--- Data shown ---
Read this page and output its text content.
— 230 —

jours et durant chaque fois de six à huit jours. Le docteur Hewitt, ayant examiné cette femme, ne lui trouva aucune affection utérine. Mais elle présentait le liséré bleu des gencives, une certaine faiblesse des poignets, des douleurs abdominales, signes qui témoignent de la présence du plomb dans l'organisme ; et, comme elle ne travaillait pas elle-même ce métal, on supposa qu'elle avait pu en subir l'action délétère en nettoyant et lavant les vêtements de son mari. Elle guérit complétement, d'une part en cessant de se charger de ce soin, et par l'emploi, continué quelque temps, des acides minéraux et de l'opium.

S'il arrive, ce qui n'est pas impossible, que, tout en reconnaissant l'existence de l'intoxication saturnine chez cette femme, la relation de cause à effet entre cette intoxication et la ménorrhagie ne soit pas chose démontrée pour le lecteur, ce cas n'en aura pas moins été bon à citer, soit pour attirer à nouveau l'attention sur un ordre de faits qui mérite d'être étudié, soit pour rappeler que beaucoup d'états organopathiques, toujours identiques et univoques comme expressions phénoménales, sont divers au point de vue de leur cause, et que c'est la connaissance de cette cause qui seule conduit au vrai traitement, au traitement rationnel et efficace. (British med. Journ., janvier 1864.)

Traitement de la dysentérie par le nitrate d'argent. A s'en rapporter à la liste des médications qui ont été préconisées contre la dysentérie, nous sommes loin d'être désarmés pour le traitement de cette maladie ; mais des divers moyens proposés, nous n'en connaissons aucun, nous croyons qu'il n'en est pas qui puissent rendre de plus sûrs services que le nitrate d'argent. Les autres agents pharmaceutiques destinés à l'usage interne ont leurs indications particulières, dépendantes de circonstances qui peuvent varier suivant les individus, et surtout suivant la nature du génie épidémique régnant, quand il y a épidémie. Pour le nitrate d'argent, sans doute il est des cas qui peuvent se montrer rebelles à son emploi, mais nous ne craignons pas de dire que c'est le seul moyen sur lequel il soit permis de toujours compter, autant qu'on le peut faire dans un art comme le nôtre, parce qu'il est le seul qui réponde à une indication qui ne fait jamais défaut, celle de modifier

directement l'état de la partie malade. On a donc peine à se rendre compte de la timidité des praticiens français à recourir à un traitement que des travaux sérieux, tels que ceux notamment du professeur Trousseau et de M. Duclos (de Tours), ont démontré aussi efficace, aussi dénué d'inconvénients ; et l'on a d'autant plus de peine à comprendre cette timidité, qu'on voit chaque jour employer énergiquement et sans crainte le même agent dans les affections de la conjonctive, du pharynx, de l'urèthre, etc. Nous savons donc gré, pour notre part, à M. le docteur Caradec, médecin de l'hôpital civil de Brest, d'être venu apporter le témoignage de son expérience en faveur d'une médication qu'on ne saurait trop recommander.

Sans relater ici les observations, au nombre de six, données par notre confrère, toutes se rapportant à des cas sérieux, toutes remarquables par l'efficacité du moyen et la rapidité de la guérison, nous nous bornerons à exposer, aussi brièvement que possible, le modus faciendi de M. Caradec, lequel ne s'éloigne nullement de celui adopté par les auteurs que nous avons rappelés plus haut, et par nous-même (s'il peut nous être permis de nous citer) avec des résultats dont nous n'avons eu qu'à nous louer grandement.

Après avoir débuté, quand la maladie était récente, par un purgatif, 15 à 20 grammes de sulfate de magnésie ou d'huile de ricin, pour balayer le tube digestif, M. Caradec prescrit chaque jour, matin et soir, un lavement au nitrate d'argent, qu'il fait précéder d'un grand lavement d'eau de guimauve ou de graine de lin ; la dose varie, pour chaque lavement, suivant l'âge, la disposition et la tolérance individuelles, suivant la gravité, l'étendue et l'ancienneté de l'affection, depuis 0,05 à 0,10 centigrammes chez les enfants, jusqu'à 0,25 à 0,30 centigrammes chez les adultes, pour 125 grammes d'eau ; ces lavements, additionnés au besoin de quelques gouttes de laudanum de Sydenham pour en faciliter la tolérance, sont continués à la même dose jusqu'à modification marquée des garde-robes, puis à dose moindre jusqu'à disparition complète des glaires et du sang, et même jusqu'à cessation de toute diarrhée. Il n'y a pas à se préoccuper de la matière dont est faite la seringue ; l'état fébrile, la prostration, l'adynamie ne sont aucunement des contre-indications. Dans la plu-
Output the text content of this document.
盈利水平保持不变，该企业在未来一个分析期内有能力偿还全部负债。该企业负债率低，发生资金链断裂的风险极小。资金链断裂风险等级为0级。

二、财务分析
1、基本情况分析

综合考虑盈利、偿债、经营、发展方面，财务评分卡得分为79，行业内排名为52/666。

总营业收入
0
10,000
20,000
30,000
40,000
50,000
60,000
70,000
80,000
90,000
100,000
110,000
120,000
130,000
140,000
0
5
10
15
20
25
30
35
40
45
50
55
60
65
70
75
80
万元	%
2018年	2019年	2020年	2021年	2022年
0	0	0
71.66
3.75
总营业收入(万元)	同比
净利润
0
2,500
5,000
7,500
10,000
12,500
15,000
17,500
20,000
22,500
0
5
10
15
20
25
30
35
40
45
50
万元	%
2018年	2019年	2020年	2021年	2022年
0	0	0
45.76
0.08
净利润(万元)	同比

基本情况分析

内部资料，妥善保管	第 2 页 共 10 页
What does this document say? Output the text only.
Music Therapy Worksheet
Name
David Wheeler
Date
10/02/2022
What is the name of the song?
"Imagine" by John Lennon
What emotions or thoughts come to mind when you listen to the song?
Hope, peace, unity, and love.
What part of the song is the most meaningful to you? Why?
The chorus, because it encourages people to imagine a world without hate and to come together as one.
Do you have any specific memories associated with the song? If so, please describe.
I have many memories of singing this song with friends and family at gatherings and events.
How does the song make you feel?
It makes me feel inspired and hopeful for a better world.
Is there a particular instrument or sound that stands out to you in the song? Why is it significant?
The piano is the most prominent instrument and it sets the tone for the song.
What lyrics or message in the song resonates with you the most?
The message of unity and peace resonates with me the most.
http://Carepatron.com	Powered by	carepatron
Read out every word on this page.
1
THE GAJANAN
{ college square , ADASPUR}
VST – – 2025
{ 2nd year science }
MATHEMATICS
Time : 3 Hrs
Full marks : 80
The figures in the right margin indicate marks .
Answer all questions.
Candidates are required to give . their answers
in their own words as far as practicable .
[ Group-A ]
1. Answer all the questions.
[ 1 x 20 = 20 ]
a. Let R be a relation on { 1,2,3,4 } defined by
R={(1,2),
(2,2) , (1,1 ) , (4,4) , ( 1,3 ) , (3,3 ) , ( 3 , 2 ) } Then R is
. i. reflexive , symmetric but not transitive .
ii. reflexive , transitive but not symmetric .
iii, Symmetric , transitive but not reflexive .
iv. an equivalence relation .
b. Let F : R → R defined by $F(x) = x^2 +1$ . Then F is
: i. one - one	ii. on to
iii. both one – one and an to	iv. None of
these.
---
Quote each line above in full, word for word.

## Reply to the exercise
Read this page and output its text content.
— 230 —

jours et durant chaque fois de six à huit jours. Le docteur Hewitt, ayant examiné cette femme, ne lui trouva aucune affection utérine. Mais elle présentait le liséré bleu des gencives, une certaine faiblesse des poignets, des douleurs abdominales, signes qui témoignent de la présence du plomb dans l'organisme ; et, comme elle ne travaillait pas elle-même ce métal, on supposa qu'elle avait pu en subir l'action délétère en nettoyant et lavant les vêtements de son mari. Elle guérit complétement, d'une part en cessant de se charger de ce soin, et par l'emploi, continué quelque temps, des acides minéraux et de l'opium.

S'il arrive, ce qui n'est pas impossible, que, tout en reconnaissant l'existence de l'intoxication saturnine chez cette femme, la relation de cause à effet entre cette intoxication et la ménorrhagie ne soit pas chose démontrée pour le lecteur, ce cas n'en aura pas moins été bon à citer, soit pour attirer à nouveau l'attention sur un ordre de faits qui mérite d'être étudié, soit pour rappeler que beaucoup d'états organopathiques, toujours identiques et univoques comme expressions phénoménales, sont divers au point de vue de leur cause, et que c'est la connaissance de cette cause qui seule conduit au vrai traitement, au traitement rationnel et efficace. (British med. Journ., janvier 1864.)

Traitement de la dysentérie par le nitrate d'argent. A s'en rapporter à la liste des médications qui ont été préconisées contre la dysentérie, nous sommes loin d'être désarmés pour le traitement de cette maladie ; mais des divers moyens proposés, nous n'en connaissons aucun, nous croyons qu'il n'en est pas qui puissent rendre de plus sûrs services que le nitrate d'argent. Les autres agents pharmaceutiques destinés à l'usage interne ont leurs indications particulières, dépendantes de circonstances qui peuvent varier suivant les individus, et surtout suivant la nature du génie épidémique régnant, quand il y a épidémie. Pour le nitrate d'argent, sans doute il est des cas qui peuvent se montrer rebelles à son emploi, mais nous ne craignons pas de dire que c'est le seul moyen sur lequel il soit permis de toujours compter, autant qu'on le peut faire dans un art comme le nôtre, parce qu'il est le seul qui réponde à une indication qui ne fait jamais défaut, celle de modifier

directement l'état de la partie malade. On a donc peine à se rendre compte de la timidité des praticiens français à recourir à un traitement que des travaux sérieux, tels que ceux notamment du professeur Trousseau et de M. Duclos (de Tours), ont démontré aussi efficace, aussi dénué d'inconvénients ; et l'on a d'autant plus de peine à comprendre cette timidité, qu'on voit chaque jour employer énergiquement et sans crainte le même agent dans les affections de la conjonctive, du pharynx, de l'urèthre, etc. Nous savons donc gré, pour notre part, à M. le docteur Caradec, médecin de l'hôpital civil de Brest, d'être venu apporter le témoignage de son expérience en faveur d'une médication qu'on ne saurait trop recommander.

Sans relater ici les observations, au nombre de six, données par notre confrère, toutes se rapportant à des cas sérieux, toutes remarquables par l'efficacité du moyen et la rapidité de la guérison, nous nous bornerons à exposer, aussi brièvement que possible, le modus faciendi de M. Caradec, lequel ne s'éloigne nullement de celui adopté par les auteurs que nous avons rappelés plus haut, et par nous-même (s'il peut nous être permis de nous citer) avec des résultats dont nous n'avons eu qu'à nous louer grandement.

Après avoir débuté, quand la maladie était récente, par un purgatif, 15 à 20 grammes de sulfate de magnésie ou d'huile de ricin, pour balayer le tube digestif, M. Caradec prescrit chaque jour, matin et soir, un lavement au nitrate d'argent, qu'il fait précéder d'un grand lavement d'eau de guimauve ou de graine de lin ; la dose varie, pour chaque lavement, suivant l'âge, la disposition et la tolérance individuelles, suivant la gravité, l'étendue et l'ancienneté de l'affection, depuis 0,05 à 0,10 centigrammes chez les enfants, jusqu'à 0,25 à 0,30 centigrammes chez les adultes, pour 125 grammes d'eau ; ces lavements, additionnés au besoin de quelques gouttes de laudanum de Sydenham pour en faciliter la tolérance, sont continués à la même dose jusqu'à modification marquée des garde-robes, puis à dose moindre jusqu'à disparition complète des glaires et du sang, et même jusqu'à cessation de toute diarrhée. Il n'y a pas à se préoccuper de la matière dont est faite la seringue ; l'état fébrile, la prostration, l'adynamie ne sont aucunement des contre-indications. Dans la plu-
Output the text content of this document.
盈利水平保持不变，该企业在未来一个分析期内有能力偿还全部负债。该企业负债率低，发生资金链断裂的风险极小。资金链断裂风险等级为0级。

二、财务分析
1、基本情况分析

综合考虑盈利、偿债、经营、发展方面，财务评分卡得分为79，行业内排名为52/666。

总营业收入
0
10,000
20,000
30,000
40,000
50,000
60,000
70,000
80,000
90,000
100,000
110,000
120,000
130,000
140,000
0
5
10
15
20
25
30
35
40
45
50
55
60
65
70
75
80
万元	%
2018年	2019年	2020年	2021年	2022年
0	0	0
71.66
3.75
总营业收入(万元)	同比
净利润
0
2,500
5,000
7,500
10,000
12,500
15,000
17,500
20,000
22,500
0
5
10
15
20
25
30
35
40
45
50
万元	%
2018年	2019年	2020年	2021年	2022年
0	0	0
45.76
0.08
净利润(万元)	同比

基本情况分析

内部资料，妥善保管	第 2 页 共 10 页
What does this document say? Output the text only.
Music Therapy Worksheet
Name
David Wheeler
Date
10/02/2022
What is the name of the song?
"Imagine" by John Lennon
What emotions or thoughts come to mind when you listen to the song?
Hope, peace, unity, and love.
What part of the song is the most meaningful to you? Why?
The chorus, because it encourages people to imagine a world without hate and to come together as one.
Do you have any specific memories associated with the song? If so, please describe.
I have many memories of singing this song with friends and family at gatherings and events.
How does the song make you feel?
It makes me feel inspired and hopeful for a better world.
Is there a particular instrument or sound that stands out to you in the song? Why is it significant?
The piano is the most prominent instrument and it sets the tone for the song.
What lyrics or message in the song resonates with you the most?
The message of unity and peace resonates with me the most.
http://Carepatron.com	Powered by	carepatron
Read out every word on this page.
1
THE GAJANAN
{ college square , ADASPUR}
VST – – 2025
{ 2nd year science }
MATHEMATICS
Time : 3 Hrs
Full marks : 80
The figures in the right margin indicate marks .
Answer all questions.
Candidates are required to give . their answers
in their own words as far as practicable .
[ Group-A ]
1. Answer all the questions.
[ 1 x 20 = 20 ]
a. Let R be a relation on { 1,2,3,4 } defined by
R={(1,2),
(2,2) , (1,1 ) , (4,4) , ( 1,3 ) , (3,3 ) , ( 3 , 2 ) } Then R is
. i. reflexive , symmetric but not transitive .
ii. reflexive , transitive but not symmetric .
iii, Symmetric , transitive but not reflexive .
iv. an equivalence relation .
b. Let F : R → R defined by $F(x) = x^2 +1$ . Then F is
: i. one - one	ii. on to
iii. both one – one and an to	iv. None of
these.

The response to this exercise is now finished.